[The request]: Filter for the word "Gradient" and keep each matching line.

[Data to use]:
[Begin]
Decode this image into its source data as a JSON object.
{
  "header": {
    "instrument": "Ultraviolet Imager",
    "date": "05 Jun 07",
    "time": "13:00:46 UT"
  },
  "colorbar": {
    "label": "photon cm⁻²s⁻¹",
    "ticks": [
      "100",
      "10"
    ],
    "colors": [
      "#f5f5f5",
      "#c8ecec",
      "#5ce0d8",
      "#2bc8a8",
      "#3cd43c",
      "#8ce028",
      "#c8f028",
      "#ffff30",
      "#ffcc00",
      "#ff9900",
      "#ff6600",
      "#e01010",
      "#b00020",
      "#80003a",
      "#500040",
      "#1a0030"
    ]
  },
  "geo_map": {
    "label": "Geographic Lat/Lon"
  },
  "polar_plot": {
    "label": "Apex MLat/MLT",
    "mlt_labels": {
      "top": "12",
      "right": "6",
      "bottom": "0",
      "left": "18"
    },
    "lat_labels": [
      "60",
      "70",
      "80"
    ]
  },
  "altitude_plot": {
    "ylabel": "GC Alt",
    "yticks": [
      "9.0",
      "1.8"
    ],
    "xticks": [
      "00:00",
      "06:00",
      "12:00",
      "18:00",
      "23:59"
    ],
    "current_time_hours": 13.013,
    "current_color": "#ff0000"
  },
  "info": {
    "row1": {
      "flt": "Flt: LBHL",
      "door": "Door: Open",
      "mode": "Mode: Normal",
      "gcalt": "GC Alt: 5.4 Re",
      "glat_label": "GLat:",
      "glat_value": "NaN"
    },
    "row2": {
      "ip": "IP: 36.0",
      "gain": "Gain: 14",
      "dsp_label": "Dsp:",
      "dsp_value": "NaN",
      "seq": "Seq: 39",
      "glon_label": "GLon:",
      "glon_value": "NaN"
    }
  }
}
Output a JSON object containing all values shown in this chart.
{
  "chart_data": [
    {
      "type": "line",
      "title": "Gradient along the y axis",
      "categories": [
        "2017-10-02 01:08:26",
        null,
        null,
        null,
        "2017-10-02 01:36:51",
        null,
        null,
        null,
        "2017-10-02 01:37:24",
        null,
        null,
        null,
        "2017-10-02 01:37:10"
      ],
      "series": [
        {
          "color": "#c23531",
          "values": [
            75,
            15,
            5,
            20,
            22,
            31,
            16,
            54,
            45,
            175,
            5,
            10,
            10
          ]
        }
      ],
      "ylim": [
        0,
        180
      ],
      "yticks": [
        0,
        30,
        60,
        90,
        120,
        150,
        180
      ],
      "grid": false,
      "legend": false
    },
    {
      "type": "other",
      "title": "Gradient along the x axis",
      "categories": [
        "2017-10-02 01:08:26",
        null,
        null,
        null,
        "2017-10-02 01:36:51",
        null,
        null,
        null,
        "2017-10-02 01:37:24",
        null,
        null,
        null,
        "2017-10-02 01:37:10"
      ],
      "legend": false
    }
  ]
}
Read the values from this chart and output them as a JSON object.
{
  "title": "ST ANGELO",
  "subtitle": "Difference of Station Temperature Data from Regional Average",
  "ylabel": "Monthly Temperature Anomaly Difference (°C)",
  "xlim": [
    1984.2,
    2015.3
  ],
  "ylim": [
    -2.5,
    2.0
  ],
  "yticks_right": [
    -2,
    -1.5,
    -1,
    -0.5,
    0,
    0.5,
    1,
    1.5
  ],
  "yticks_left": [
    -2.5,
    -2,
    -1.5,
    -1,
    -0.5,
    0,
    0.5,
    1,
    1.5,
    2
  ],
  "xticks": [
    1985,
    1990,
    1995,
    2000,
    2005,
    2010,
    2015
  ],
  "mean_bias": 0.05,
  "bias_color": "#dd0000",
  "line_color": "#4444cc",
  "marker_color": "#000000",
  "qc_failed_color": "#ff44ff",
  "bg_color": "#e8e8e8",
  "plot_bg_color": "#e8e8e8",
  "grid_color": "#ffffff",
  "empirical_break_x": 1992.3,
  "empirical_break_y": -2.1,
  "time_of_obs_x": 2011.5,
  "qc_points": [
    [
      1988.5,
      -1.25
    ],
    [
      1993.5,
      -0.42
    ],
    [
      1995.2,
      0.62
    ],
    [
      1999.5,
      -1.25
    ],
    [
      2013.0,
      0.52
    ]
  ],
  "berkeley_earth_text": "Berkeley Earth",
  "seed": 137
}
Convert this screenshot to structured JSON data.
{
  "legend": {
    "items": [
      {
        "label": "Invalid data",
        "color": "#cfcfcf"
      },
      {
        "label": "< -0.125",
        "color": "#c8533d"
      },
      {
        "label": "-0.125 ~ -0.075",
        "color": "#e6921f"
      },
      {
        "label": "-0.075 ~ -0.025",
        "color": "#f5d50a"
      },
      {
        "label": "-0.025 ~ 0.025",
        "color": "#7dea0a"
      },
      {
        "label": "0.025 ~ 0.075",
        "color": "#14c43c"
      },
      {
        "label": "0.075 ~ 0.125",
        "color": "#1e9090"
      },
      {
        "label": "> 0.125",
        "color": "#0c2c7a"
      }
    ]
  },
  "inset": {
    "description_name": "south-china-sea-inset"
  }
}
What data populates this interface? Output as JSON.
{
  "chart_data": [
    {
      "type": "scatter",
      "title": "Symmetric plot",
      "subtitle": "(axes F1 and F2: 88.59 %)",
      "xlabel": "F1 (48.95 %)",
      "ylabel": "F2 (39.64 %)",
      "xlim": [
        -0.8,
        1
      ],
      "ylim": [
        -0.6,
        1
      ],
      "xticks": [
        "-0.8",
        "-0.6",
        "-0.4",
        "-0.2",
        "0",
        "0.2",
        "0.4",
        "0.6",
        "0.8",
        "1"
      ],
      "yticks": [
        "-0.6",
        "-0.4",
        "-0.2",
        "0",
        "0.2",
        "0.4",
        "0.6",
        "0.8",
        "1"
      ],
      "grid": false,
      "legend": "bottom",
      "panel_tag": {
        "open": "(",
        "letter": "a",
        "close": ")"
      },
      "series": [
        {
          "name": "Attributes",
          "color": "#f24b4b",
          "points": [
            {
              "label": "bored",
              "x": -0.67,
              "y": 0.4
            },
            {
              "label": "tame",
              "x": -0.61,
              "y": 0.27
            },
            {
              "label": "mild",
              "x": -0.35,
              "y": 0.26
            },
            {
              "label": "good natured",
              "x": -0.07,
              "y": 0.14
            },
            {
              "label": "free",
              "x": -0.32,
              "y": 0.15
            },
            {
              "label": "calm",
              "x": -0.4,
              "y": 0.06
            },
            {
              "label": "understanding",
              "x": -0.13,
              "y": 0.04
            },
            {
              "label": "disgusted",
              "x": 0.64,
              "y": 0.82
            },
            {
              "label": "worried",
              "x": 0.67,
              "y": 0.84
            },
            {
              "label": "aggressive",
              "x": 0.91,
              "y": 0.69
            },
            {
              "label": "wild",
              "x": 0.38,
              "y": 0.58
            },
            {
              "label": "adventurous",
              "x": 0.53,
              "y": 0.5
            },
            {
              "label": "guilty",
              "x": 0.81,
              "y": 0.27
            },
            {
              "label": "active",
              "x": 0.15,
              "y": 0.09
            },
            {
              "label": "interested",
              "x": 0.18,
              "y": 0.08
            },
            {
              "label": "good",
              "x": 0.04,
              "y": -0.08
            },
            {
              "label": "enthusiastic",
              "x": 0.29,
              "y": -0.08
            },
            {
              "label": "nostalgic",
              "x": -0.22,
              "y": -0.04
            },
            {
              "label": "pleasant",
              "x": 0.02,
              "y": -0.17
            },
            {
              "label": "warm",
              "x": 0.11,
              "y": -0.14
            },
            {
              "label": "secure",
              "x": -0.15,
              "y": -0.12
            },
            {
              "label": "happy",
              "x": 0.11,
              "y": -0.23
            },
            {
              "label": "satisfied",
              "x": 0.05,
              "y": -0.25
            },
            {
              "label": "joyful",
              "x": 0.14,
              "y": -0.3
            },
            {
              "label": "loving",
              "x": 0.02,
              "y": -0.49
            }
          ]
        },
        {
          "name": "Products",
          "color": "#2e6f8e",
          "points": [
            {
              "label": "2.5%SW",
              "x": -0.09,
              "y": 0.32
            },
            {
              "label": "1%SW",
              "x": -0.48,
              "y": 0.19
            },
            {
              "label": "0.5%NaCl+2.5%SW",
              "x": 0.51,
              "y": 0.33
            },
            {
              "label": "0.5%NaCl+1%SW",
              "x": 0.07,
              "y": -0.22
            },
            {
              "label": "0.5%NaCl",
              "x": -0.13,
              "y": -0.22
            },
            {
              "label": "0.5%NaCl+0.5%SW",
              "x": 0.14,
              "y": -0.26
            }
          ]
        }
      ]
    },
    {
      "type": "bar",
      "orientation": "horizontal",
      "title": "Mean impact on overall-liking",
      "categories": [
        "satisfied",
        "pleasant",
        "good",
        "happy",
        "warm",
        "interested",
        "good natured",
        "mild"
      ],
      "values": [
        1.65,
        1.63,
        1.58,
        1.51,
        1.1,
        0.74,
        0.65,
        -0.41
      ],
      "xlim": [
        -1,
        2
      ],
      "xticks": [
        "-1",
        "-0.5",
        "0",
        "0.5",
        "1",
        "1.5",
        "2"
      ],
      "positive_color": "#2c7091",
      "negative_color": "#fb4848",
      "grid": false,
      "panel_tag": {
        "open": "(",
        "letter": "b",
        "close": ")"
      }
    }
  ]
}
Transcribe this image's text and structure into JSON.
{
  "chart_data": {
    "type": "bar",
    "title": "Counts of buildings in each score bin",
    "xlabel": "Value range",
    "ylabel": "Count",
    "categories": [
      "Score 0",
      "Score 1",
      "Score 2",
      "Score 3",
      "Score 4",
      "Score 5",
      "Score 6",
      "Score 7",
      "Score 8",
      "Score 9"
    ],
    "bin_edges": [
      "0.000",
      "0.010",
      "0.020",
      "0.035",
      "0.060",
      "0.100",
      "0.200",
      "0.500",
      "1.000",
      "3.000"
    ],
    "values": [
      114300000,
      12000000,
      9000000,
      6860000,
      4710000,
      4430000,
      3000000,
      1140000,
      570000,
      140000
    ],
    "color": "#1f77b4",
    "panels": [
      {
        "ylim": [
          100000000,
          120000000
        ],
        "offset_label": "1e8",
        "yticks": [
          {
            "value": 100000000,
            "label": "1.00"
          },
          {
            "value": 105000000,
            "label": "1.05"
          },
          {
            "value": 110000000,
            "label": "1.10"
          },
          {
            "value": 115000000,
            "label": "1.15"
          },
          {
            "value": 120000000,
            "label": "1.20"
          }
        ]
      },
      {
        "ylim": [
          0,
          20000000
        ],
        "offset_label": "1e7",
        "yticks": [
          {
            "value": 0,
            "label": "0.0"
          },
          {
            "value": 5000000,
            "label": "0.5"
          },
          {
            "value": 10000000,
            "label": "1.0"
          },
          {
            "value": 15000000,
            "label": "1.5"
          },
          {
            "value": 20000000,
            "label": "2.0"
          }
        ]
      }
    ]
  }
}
[End]
[Output below]:
      "title": "Gradient along the y axis",
      "title": "Gradient along the x axis",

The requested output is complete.